* _PROBLEM DESCRIPTION_: Retype the listing that follows, word for word.

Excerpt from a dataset
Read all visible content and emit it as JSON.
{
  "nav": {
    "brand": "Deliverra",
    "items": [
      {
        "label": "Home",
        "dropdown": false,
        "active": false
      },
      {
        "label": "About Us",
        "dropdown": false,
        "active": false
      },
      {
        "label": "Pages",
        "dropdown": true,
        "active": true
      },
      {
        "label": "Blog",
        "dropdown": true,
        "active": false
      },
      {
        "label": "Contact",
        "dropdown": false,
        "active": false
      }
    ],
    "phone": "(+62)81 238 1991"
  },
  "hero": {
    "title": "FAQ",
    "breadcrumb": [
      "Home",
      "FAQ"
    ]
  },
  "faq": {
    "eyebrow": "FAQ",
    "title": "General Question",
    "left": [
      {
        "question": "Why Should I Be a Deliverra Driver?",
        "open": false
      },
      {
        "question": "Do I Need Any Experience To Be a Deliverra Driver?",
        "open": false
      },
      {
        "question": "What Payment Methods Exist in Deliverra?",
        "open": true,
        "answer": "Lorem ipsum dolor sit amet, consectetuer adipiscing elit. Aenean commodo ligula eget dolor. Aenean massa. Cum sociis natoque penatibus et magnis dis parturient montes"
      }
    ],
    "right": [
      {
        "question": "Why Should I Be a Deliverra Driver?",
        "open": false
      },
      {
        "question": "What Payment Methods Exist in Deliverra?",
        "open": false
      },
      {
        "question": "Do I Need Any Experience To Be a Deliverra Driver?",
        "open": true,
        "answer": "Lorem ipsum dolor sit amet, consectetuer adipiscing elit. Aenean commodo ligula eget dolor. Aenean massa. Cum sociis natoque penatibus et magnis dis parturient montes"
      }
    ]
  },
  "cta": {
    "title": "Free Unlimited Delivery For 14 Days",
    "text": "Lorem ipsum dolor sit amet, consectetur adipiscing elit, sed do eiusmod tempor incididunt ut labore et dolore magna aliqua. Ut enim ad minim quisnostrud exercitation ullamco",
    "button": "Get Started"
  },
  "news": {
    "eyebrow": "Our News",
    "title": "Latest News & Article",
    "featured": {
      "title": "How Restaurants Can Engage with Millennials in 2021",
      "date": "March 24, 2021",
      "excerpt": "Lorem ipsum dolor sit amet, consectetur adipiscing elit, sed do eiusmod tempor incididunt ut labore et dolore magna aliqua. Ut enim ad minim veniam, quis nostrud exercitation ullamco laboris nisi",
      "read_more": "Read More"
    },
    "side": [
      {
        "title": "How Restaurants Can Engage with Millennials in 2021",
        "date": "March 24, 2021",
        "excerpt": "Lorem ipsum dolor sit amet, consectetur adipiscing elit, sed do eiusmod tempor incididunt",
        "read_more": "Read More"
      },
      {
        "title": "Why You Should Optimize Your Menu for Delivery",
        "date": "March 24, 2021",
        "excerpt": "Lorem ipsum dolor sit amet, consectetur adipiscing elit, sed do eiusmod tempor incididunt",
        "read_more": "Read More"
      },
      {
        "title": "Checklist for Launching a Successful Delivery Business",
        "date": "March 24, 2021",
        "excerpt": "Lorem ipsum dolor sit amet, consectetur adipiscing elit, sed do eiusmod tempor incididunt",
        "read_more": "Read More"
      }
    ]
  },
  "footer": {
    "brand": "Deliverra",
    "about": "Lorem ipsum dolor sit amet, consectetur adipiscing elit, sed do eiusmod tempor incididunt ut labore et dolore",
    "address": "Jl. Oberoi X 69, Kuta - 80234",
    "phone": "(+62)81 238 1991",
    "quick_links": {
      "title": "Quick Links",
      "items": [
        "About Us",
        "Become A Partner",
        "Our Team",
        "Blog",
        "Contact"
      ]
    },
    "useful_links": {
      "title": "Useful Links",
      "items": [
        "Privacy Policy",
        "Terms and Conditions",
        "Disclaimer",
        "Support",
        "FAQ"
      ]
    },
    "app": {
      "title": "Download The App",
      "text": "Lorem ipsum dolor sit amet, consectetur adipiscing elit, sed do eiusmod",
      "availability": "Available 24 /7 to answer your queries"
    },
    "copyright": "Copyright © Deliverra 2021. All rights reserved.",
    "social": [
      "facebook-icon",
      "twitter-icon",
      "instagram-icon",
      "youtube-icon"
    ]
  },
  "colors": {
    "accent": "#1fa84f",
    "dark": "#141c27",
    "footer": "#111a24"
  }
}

* _THE ANSWER_:
Read all visible content and emit it as JSON.
{
  "nav": {
    "brand": "Deliverra",
    "items": [
      {
        "label": "Home",
        "dropdown": false,
        "active": false
      },
      {
        "label": "About Us",
        "dropdown": false,
        "active": false
      },
      {
        "label": "Pages",
        "dropdown": true,
        "active": true
      },
      {
        "label": "Blog",
        "dropdown": true,
        "active": false
      },
      {
        "label": "Contact",
        "dropdown": false,
        "active": false
      }
    ],
    "phone": "(+62)81 238 1991"
  },
  "hero": {
    "title": "FAQ",
    "breadcrumb": [
      "Home",
      "FAQ"
    ]
  },
  "faq": {
    "eyebrow": "FAQ",
    "title": "General Question",
    "left": [
      {
        "question": "Why Should I Be a Deliverra Driver?",
        "open": false
      },
      {
        "question": "Do I Need Any Experience To Be a Deliverra Driver?",
        "open": false
      },
      {
        "question": "What Payment Methods Exist in Deliverra?",
        "open": true,
        "answer": "Lorem ipsum dolor sit amet, consectetuer adipiscing elit. Aenean commodo ligula eget dolor. Aenean massa. Cum sociis natoque penatibus et magnis dis parturient montes"
      }
    ],
    "right": [
      {
        "question": "Why Should I Be a Deliverra Driver?",
        "open": false
      },
      {
        "question": "What Payment Methods Exist in Deliverra?",
        "open": false
      },
      {
        "question": "Do I Need Any Experience To Be a Deliverra Driver?",
        "open": true,
        "answer": "Lorem ipsum dolor sit amet, consectetuer adipiscing elit. Aenean commodo ligula eget dolor. Aenean massa. Cum sociis natoque penatibus et magnis dis parturient montes"
      }
    ]
  },
  "cta": {
    "title": "Free Unlimited Delivery For 14 Days",
    "text": "Lorem ipsum dolor sit amet, consectetur adipiscing elit, sed do eiusmod tempor incididunt ut labore et dolore magna aliqua. Ut enim ad minim quisnostrud exercitation ullamco",
    "button": "Get Started"
  },
  "news": {
    "eyebrow": "Our News",
    "title": "Latest News & Article",
    "featured": {
      "title": "How Restaurants Can Engage with Millennials in 2021",
      "date": "March 24, 2021",
      "excerpt": "Lorem ipsum dolor sit amet, consectetur adipiscing elit, sed do eiusmod tempor incididunt ut labore et dolore magna aliqua. Ut enim ad minim veniam, quis nostrud exercitation ullamco laboris nisi",
      "read_more": "Read More"
    },
    "side": [
      {
        "title": "How Restaurants Can Engage with Millennials in 2021",
        "date": "March 24, 2021",
        "excerpt": "Lorem ipsum dolor sit amet, consectetur adipiscing elit, sed do eiusmod tempor incididunt",
        "read_more": "Read More"
      },
      {
        "title": "Why You Should Optimize Your Menu for Delivery",
        "date": "March 24, 2021",
        "excerpt": "Lorem ipsum dolor sit amet, consectetur adipiscing elit, sed do eiusmod tempor incididunt",
        "read_more": "Read More"
      },
      {
        "title": "Checklist for Launching a Successful Delivery Business",
        "date": "March 24, 2021",
        "excerpt": "Lorem ipsum dolor sit amet, consectetur adipiscing elit, sed do eiusmod tempor incididunt",
        "read_more": "Read More"
      }
    ]
  },
  "footer": {
    "brand": "Deliverra",
    "about": "Lorem ipsum dolor sit amet, consectetur adipiscing elit, sed do eiusmod tempor incididunt ut labore et dolore",
    "address": "Jl. Oberoi X 69, Kuta - 80234",
    "phone": "(+62)81 238 1991",
    "quick_links": {
      "title": "Quick Links",
      "items": [
        "About Us",
        "Become A Partner",
        "Our Team",
        "Blog",
        "Contact"
      ]
    },
    "useful_links": {
      "title": "Useful Links",
      "items": [
        "Privacy Policy",
        "Terms and Conditions",
        "Disclaimer",
        "Support",
        "FAQ"
      ]
    },
    "app": {
      "title": "Download The App",
      "text": "Lorem ipsum dolor sit amet, consectetur adipiscing elit, sed do eiusmod",
      "availability": "Available 24 /7 to answer your queries"
    },
    "copyright": "Copyright © Deliverra 2021. All rights reserved.",
    "social": [
      "facebook-icon",
      "twitter-icon",
      "instagram-icon",
      "youtube-icon"
    ]
  },
  "colors": {
    "accent": "#1fa84f",
    "dark": "#141c27",
    "footer": "#111a24"
  }
}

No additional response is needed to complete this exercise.